Raw records
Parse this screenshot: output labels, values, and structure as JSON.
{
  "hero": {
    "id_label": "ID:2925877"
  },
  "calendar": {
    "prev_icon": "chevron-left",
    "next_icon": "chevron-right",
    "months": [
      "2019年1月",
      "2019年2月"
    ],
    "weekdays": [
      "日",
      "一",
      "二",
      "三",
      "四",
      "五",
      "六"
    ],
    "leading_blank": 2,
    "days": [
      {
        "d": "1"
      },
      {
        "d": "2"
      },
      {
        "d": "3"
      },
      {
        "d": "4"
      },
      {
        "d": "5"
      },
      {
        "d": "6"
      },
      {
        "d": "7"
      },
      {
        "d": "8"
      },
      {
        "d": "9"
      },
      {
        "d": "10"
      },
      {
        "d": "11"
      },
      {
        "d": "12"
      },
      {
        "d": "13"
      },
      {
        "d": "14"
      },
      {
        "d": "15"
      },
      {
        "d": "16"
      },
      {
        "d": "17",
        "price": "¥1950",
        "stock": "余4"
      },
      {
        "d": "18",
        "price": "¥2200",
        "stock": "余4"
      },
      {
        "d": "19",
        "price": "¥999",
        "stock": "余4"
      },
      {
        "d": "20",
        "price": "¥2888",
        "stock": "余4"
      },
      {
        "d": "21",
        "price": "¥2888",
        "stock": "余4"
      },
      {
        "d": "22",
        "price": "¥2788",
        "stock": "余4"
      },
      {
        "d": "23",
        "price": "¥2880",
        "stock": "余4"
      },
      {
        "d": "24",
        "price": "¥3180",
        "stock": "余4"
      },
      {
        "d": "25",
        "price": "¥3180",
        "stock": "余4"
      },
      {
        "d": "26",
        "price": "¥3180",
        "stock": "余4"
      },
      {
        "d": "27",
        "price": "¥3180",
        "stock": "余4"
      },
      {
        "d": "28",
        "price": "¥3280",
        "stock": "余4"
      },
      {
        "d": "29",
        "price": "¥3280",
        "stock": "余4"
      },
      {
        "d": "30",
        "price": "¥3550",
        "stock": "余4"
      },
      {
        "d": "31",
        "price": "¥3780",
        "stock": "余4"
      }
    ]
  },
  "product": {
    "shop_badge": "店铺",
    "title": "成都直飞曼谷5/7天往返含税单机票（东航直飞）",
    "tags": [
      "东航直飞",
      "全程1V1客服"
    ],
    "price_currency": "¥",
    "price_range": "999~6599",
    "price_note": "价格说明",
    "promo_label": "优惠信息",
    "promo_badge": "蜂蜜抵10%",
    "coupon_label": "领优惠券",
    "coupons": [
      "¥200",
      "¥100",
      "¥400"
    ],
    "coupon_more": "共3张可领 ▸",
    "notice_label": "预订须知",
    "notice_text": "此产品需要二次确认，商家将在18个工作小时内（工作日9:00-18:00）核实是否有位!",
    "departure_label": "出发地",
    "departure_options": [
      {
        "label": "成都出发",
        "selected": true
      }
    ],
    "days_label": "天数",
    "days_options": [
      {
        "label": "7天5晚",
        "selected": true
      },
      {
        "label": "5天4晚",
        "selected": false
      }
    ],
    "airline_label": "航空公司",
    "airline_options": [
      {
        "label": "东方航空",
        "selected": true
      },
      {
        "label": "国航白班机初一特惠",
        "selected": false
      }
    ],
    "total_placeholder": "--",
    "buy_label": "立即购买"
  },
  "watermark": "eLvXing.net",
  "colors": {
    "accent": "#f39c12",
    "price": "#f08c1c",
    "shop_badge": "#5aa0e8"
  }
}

** What is needed **
Take the entries above and transcribe them in full.

** Response for this exercise **
Parse this screenshot: output labels, values, and structure as JSON.
{
  "hero": {
    "id_label": "ID:2925877"
  },
  "calendar": {
    "prev_icon": "chevron-left",
    "next_icon": "chevron-right",
    "months": [
      "2019年1月",
      "2019年2月"
    ],
    "weekdays": [
      "日",
      "一",
      "二",
      "三",
      "四",
      "五",
      "六"
    ],
    "leading_blank": 2,
    "days": [
      {
        "d": "1"
      },
      {
        "d": "2"
      },
      {
        "d": "3"
      },
      {
        "d": "4"
      },
      {
        "d": "5"
      },
      {
        "d": "6"
      },
      {
        "d": "7"
      },
      {
        "d": "8"
      },
      {
        "d": "9"
      },
      {
        "d": "10"
      },
      {
        "d": "11"
      },
      {
        "d": "12"
      },
      {
        "d": "13"
      },
      {
        "d": "14"
      },
      {
        "d": "15"
      },
      {
        "d": "16"
      },
      {
        "d": "17",
        "price": "¥1950",
        "stock": "余4"
      },
      {
        "d": "18",
        "price": "¥2200",
        "stock": "余4"
      },
      {
        "d": "19",
        "price": "¥999",
        "stock": "余4"
      },
      {
        "d": "20",
        "price": "¥2888",
        "stock": "余4"
      },
      {
        "d": "21",
        "price": "¥2888",
        "stock": "余4"
      },
      {
        "d": "22",
        "price": "¥2788",
        "stock": "余4"
      },
      {
        "d": "23",
        "price": "¥2880",
        "stock": "余4"
      },
      {
        "d": "24",
        "price": "¥3180",
        "stock": "余4"
      },
      {
        "d": "25",
        "price": "¥3180",
        "stock": "余4"
      },
      {
        "d": "26",
        "price": "¥3180",
        "stock": "余4"
      },
      {
        "d": "27",
        "price": "¥3180",
        "stock": "余4"
      },
      {
        "d": "28",
        "price": "¥3280",
        "stock": "余4"
      },
      {
        "d": "29",
        "price": "¥3280",
        "stock": "余4"
      },
      {
        "d": "30",
        "price": "¥3550",
        "stock": "余4"
      },
      {
        "d": "31",
        "price": "¥3780",
        "stock": "余4"
      }
    ]
  },
  "product": {
    "shop_badge": "店铺",
    "title": "成都直飞曼谷5/7天往返含税单机票（东航直飞）",
    "tags": [
      "东航直飞",
      "全程1V1客服"
    ],
    "price_currency": "¥",
    "price_range": "999~6599",
    "price_note": "价格说明",
    "promo_label": "优惠信息",
    "promo_badge": "蜂蜜抵10%",
    "coupon_label": "领优惠券",
    "coupons": [
      "¥200",
      "¥100",
      "¥400"
    ],
    "coupon_more": "共3张可领 ▸",
    "notice_label": "预订须知",
    "notice_text": "此产品需要二次确认，商家将在18个工作小时内（工作日9:00-18:00）核实是否有位!",
    "departure_label": "出发地",
    "departure_options": [
      {
        "label": "成都出发",
        "selected": true
      }
    ],
    "days_label": "天数",
    "days_options": [
      {
        "label": "7天5晚",
        "selected": true
      },
      {
        "label": "5天4晚",
        "selected": false
      }
    ],
    "airline_label": "航空公司",
    "airline_options": [
      {
        "label": "东方航空",
        "selected": true
      },
      {
        "label": "国航白班机初一特惠",
        "selected": false
      }
    ],
    "total_placeholder": "--",
    "buy_label": "立即购买"
  },
  "watermark": "eLvXing.net",
  "colors": {
    "accent": "#f39c12",
    "price": "#f08c1c",
    "shop_badge": "#5aa0e8"
  }
}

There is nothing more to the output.